▶ _BRIEF_:
Filter the lines below, copying only those with the string "JSON".

[START]

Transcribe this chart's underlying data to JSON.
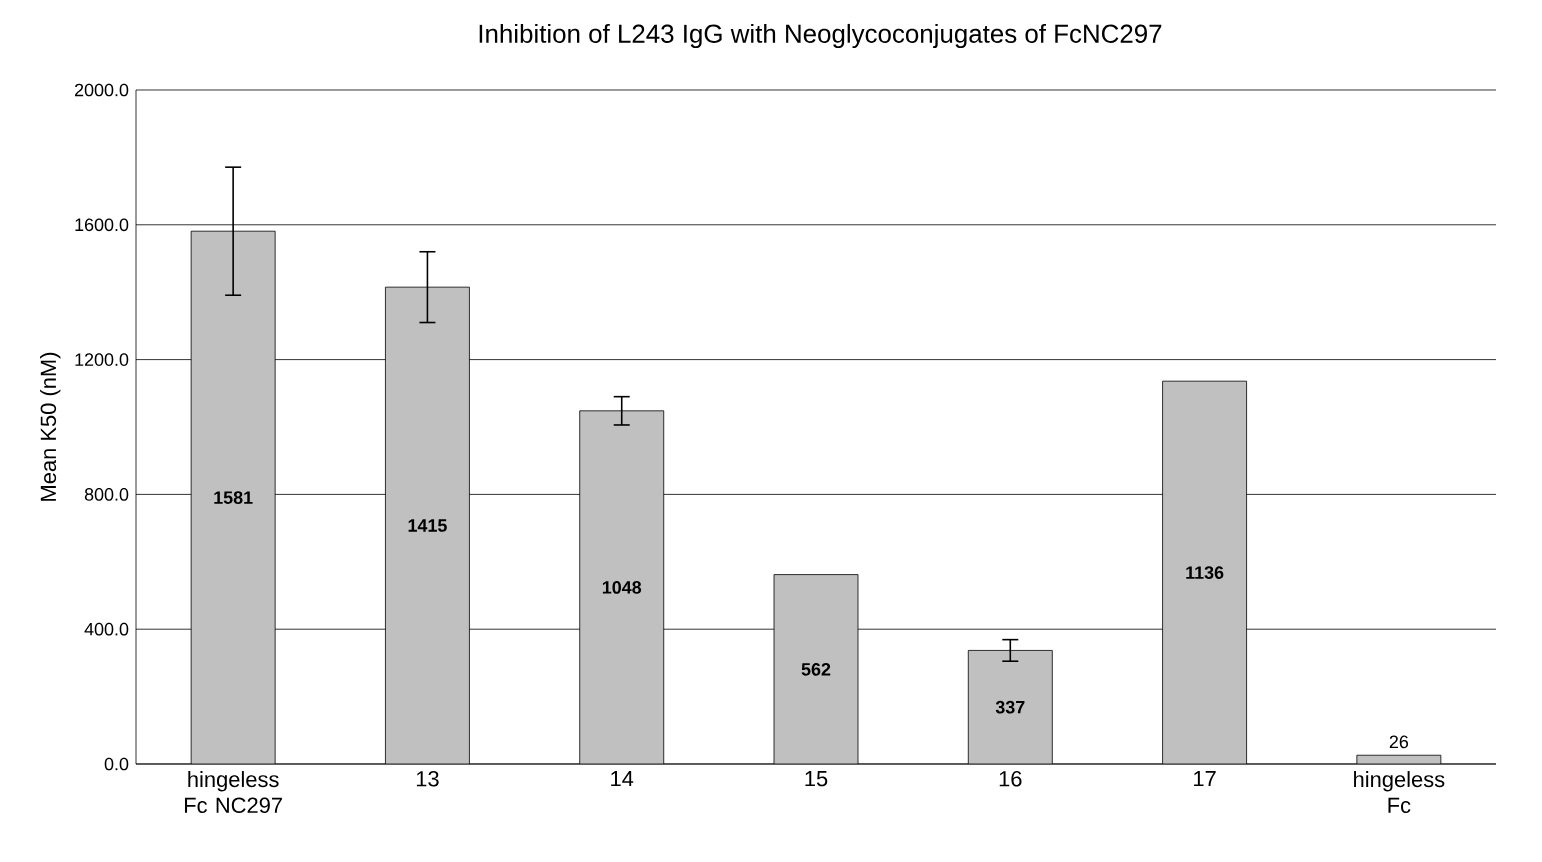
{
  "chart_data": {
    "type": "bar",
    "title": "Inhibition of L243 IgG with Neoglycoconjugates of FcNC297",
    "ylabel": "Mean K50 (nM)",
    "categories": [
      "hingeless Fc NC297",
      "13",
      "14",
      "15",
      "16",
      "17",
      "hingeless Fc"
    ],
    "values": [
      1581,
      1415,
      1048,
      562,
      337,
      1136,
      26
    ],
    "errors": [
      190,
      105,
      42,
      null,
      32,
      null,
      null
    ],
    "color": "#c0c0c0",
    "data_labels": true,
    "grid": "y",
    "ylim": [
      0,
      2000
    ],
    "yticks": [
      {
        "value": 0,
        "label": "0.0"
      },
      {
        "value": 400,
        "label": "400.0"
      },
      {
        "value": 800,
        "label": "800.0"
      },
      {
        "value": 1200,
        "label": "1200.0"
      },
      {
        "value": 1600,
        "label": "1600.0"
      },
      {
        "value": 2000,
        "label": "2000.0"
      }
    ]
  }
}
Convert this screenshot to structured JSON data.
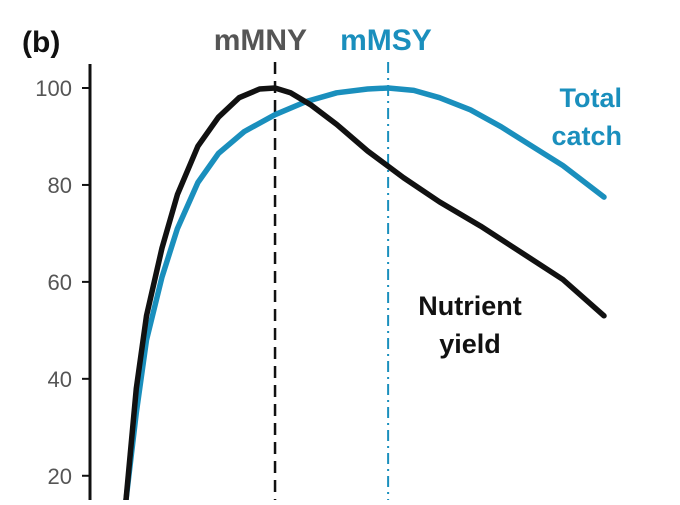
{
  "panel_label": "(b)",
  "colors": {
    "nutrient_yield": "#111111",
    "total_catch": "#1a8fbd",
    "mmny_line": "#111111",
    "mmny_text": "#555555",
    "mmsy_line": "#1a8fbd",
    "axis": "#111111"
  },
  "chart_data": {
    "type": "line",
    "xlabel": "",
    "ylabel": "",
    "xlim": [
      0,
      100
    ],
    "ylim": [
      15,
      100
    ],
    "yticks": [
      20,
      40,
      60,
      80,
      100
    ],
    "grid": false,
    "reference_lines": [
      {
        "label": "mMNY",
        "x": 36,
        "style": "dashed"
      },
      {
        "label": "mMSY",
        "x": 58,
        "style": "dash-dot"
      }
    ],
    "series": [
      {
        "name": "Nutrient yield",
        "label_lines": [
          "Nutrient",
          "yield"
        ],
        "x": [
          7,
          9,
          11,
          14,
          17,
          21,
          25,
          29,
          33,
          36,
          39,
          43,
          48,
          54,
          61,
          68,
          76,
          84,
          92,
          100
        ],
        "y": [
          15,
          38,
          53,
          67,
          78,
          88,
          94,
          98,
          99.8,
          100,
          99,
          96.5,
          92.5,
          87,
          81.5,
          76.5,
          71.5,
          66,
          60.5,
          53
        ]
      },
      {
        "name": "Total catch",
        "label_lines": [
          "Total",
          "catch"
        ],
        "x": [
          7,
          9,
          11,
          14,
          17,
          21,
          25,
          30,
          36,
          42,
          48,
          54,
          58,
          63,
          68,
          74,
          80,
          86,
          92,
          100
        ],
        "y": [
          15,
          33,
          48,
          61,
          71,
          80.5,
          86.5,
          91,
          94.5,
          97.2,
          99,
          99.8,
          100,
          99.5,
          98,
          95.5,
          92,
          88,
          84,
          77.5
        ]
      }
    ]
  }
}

[END]

▶ _ANSWER TO THIS PROBLEM_:
Transcribe this chart's underlying data to JSON.
Convert this screenshot to structured JSON data.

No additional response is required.